## SOURCE MATERIAL
-- Begin --

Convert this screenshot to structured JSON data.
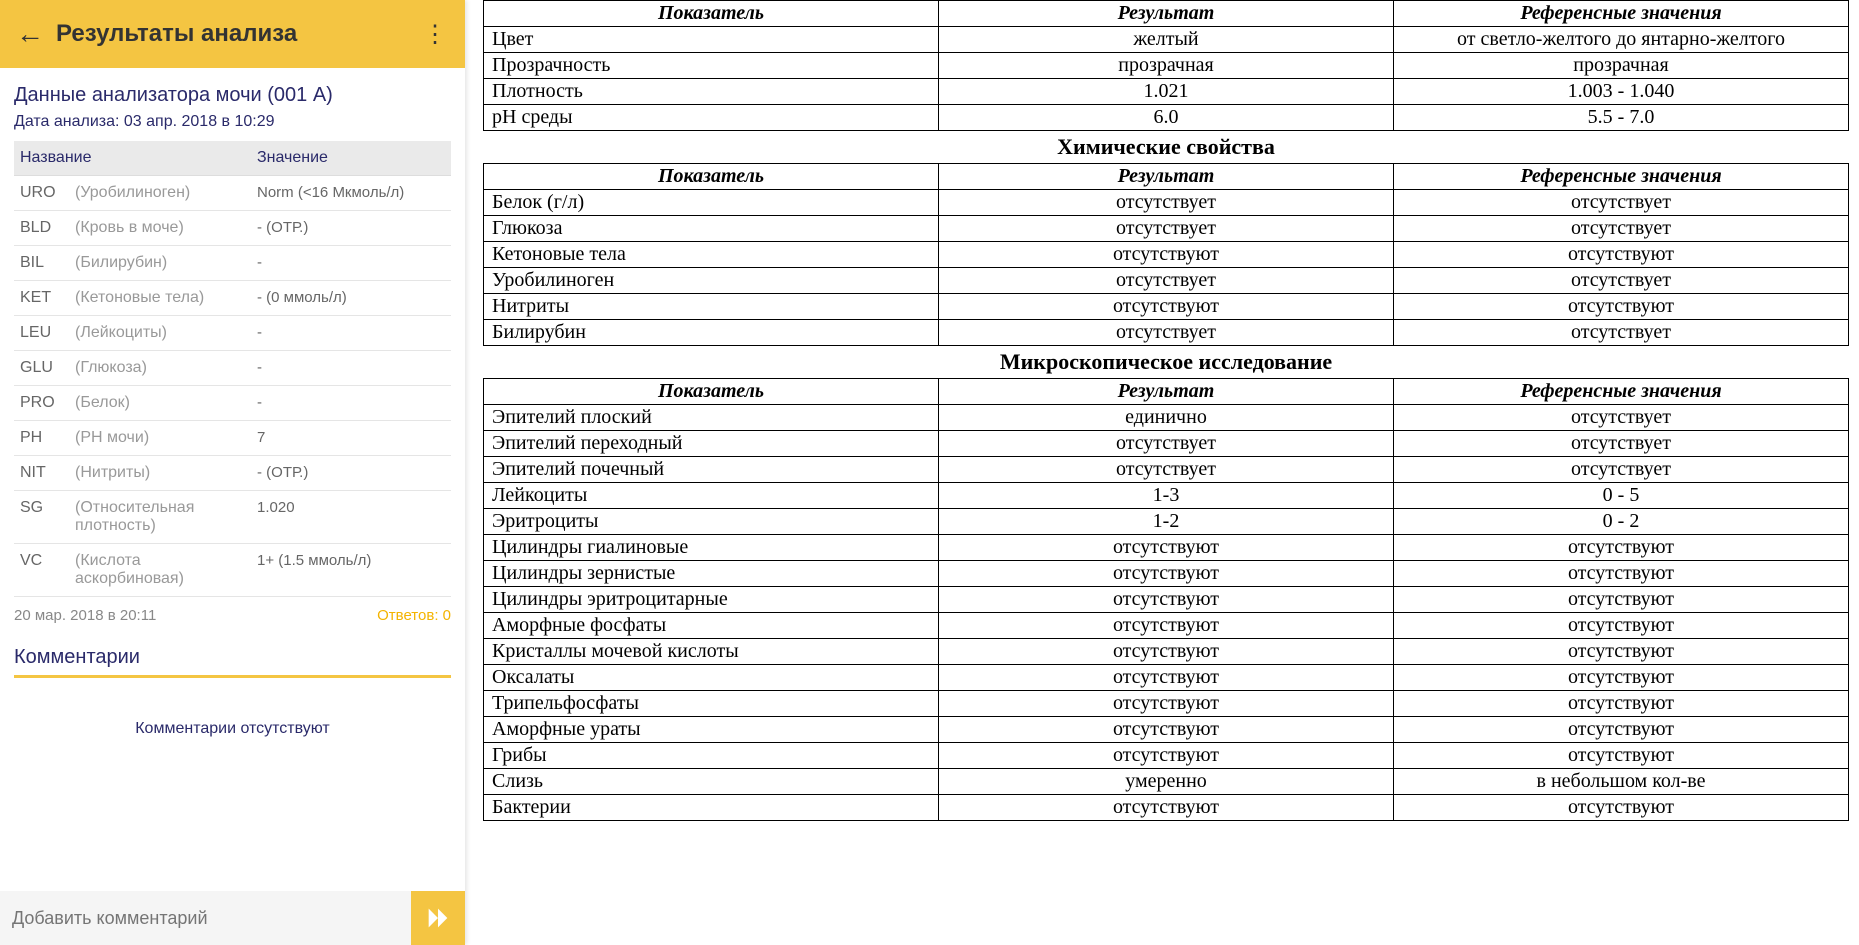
{
  "appbar": {
    "title": "Результаты анализа"
  },
  "left": {
    "header_title": "Данные анализатора мочи (001 А)",
    "date_line": "Дата анализа: 03 апр. 2018 в 10:29",
    "col_name": "Название",
    "col_value": "Значение",
    "rows": [
      {
        "code": "URO",
        "desc": "(Уробилиноген)",
        "val": "Norm (<16 Мкмоль/л)"
      },
      {
        "code": "BLD",
        "desc": "(Кровь в моче)",
        "val": "- (ОТР.)"
      },
      {
        "code": "BIL",
        "desc": "(Билирубин)",
        "val": "-"
      },
      {
        "code": "KET",
        "desc": "(Кетоновые тела)",
        "val": "- (0 ммоль/л)"
      },
      {
        "code": "LEU",
        "desc": "(Лейкоциты)",
        "val": "-"
      },
      {
        "code": "GLU",
        "desc": "(Глюкоза)",
        "val": "-"
      },
      {
        "code": "PRO",
        "desc": "(Белок)",
        "val": "-"
      },
      {
        "code": "PH",
        "desc": "(PH мочи)",
        "val": "7"
      },
      {
        "code": "NIT",
        "desc": "(Нитриты)",
        "val": "- (ОТР.)"
      },
      {
        "code": "SG",
        "desc": "(Относительная плотность)",
        "val": "1.020"
      },
      {
        "code": "VC",
        "desc": "(Кислота аскорбиновая)",
        "val": "1+ (1.5 ммоль/л)"
      }
    ],
    "footer_ts": "20 мар. 2018 в 20:11",
    "footer_answers": "Ответов: 0",
    "comments_title": "Комментарии",
    "no_comments": "Комментарии отсутствуют",
    "comment_placeholder": "Добавить комментарий"
  },
  "right": {
    "cols": {
      "indicator": "Показатель",
      "result": "Результат",
      "reference": "Референсные значения"
    },
    "physical": {
      "rows": [
        {
          "i": "Цвет",
          "r": "желтый",
          "ref": "от светло-желтого до янтарно-желтого"
        },
        {
          "i": "Прозрачность",
          "r": "прозрачная",
          "ref": "прозрачная"
        },
        {
          "i": "Плотность",
          "r": "1.021",
          "ref": "1.003 - 1.040"
        },
        {
          "i": "pH среды",
          "r": "6.0",
          "ref": "5.5 - 7.0"
        }
      ]
    },
    "chemical": {
      "title": "Химические свойства",
      "rows": [
        {
          "i": "Белок (г/л)",
          "r": "отсутствует",
          "ref": "отсутствует"
        },
        {
          "i": "Глюкоза",
          "r": "отсутствует",
          "ref": "отсутствует"
        },
        {
          "i": "Кетоновые тела",
          "r": "отсутствуют",
          "ref": "отсутствуют"
        },
        {
          "i": "Уробилиноген",
          "r": "отсутствует",
          "ref": "отсутствует"
        },
        {
          "i": "Нитриты",
          "r": "отсутствуют",
          "ref": "отсутствуют"
        },
        {
          "i": "Билирубин",
          "r": "отсутствует",
          "ref": "отсутствует"
        }
      ]
    },
    "microscopy": {
      "title": "Микроскопическое исследование",
      "rows": [
        {
          "i": "Эпителий плоский",
          "r": "единично",
          "ref": "отсутствует"
        },
        {
          "i": "Эпителий переходный",
          "r": "отсутствует",
          "ref": "отсутствует"
        },
        {
          "i": "Эпителий почечный",
          "r": "отсутствует",
          "ref": "отсутствует"
        },
        {
          "i": "Лейкоциты",
          "r": "1-3",
          "ref": "0 - 5"
        },
        {
          "i": "Эритроциты",
          "r": "1-2",
          "ref": "0 - 2"
        },
        {
          "i": "Цилиндры гиалиновые",
          "r": "отсутствуют",
          "ref": "отсутствуют"
        },
        {
          "i": "Цилиндры зернистые",
          "r": "отсутствуют",
          "ref": "отсутствуют"
        },
        {
          "i": "Цилиндры эритроцитарные",
          "r": "отсутствуют",
          "ref": "отсутствуют"
        },
        {
          "i": "Аморфные фосфаты",
          "r": "отсутствуют",
          "ref": "отсутствуют"
        },
        {
          "i": "Кристаллы мочевой кислоты",
          "r": "отсутствуют",
          "ref": "отсутствуют"
        },
        {
          "i": "Оксалаты",
          "r": "отсутствуют",
          "ref": "отсутствуют"
        },
        {
          "i": "Трипельфосфаты",
          "r": "отсутствуют",
          "ref": "отсутствуют"
        },
        {
          "i": "Аморфные ураты",
          "r": "отсутствуют",
          "ref": "отсутствуют"
        },
        {
          "i": "Грибы",
          "r": "отсутствуют",
          "ref": "отсутствуют"
        },
        {
          "i": "Слизь",
          "r": "умеренно",
          "ref": "в небольшом кол-ве"
        },
        {
          "i": "Бактерии",
          "r": "отсутствуют",
          "ref": "отсутствуют"
        }
      ]
    }
  }
}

-- End --

Out of the material above, gather each line where "Аморфные" appears.

## FINAL RESULT
          "i": "Аморфные фосфаты",
          "i": "Аморфные ураты",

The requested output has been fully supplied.